- Work to be completed:
Return each line containing the string "placeholder".
- - -
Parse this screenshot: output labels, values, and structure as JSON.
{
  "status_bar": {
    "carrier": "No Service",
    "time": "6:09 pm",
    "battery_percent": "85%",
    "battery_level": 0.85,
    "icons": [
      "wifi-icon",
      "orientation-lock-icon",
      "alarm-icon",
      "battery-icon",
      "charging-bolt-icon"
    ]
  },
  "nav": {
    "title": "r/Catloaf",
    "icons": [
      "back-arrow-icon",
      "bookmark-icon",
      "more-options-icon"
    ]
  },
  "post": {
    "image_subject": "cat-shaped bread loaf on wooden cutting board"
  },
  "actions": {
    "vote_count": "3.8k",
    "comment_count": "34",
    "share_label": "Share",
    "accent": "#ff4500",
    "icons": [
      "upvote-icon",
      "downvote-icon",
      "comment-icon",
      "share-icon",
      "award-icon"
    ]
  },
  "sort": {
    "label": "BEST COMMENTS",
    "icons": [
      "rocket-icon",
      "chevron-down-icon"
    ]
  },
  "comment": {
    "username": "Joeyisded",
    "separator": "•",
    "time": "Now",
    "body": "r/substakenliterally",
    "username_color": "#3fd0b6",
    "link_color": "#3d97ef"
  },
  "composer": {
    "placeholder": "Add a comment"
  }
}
- - -
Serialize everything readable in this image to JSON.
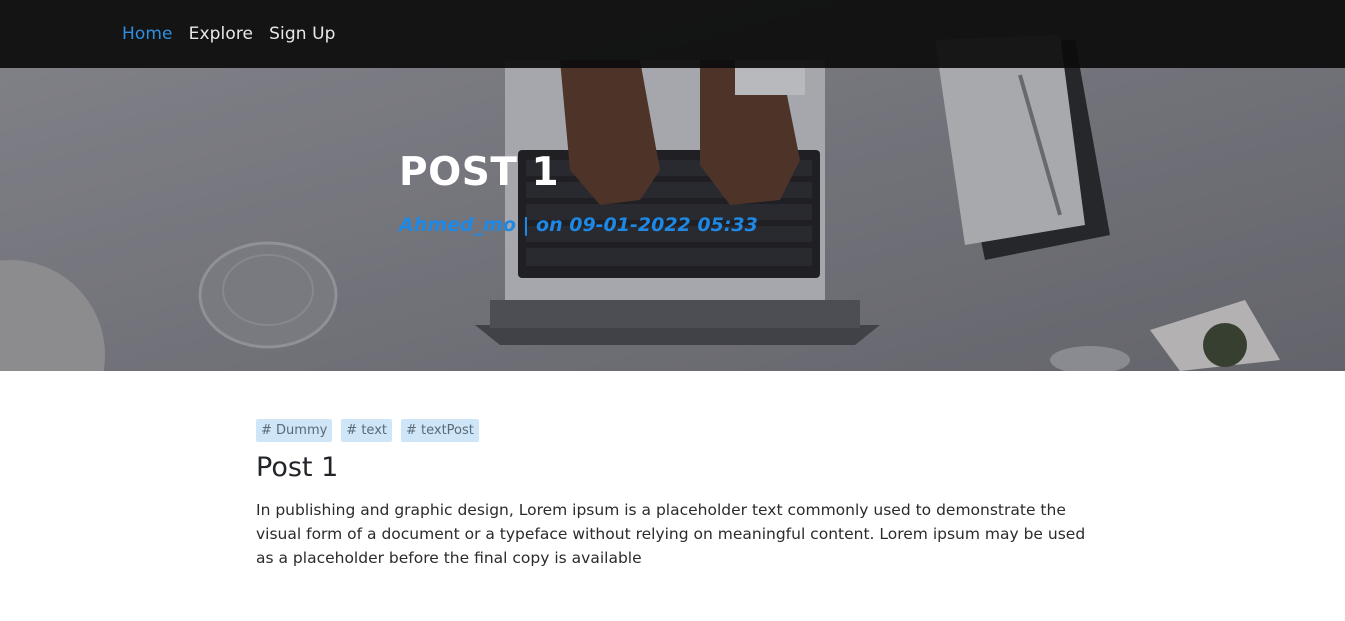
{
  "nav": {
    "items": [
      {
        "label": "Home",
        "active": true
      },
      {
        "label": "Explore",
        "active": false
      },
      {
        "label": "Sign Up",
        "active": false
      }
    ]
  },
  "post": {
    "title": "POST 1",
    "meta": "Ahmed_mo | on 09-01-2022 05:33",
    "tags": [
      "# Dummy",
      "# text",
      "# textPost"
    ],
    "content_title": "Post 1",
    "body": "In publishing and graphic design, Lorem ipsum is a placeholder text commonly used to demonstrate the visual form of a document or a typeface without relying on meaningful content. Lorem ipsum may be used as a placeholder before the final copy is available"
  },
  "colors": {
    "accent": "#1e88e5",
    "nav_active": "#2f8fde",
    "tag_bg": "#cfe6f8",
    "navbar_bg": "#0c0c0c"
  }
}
- - -
- Result of the exercise:
    "placeholder": "Add a comment"
    "body": "In publishing and graphic design, Lorem ipsum is a placeholder text commonly used to demonstrate the visual form of a document or a typeface without relying on meaningful content. Lorem ipsum may be used as a placeholder before the final copy is available"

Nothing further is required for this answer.